» **Stated problem**
Go through the lines below and copy each one that holds the string "Market".

'''

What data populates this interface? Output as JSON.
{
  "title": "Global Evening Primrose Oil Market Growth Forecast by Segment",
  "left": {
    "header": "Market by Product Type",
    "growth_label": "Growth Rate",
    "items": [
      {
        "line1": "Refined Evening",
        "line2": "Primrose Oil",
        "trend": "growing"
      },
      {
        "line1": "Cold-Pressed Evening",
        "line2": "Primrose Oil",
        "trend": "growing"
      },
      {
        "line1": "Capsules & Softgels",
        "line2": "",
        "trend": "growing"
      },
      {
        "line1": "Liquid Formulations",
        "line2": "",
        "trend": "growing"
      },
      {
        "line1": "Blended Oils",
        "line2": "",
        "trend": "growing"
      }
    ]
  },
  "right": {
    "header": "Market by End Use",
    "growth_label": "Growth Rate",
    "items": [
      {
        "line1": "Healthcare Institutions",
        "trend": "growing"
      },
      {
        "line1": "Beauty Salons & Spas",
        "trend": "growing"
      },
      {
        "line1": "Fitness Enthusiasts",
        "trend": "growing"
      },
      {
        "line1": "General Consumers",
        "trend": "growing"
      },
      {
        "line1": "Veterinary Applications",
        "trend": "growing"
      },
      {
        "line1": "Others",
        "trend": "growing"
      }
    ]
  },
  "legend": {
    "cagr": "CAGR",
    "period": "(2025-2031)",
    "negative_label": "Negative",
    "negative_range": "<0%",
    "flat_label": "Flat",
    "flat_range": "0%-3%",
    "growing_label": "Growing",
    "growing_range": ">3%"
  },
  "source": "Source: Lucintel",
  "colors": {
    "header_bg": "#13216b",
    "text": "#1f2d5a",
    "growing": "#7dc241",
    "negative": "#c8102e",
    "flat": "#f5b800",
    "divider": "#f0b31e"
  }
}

'''

» **Complete output**
  "title": "Global Evening Primrose Oil Market Growth Forecast by Segment",
    "header": "Market by Product Type",
    "header": "Market by End Use",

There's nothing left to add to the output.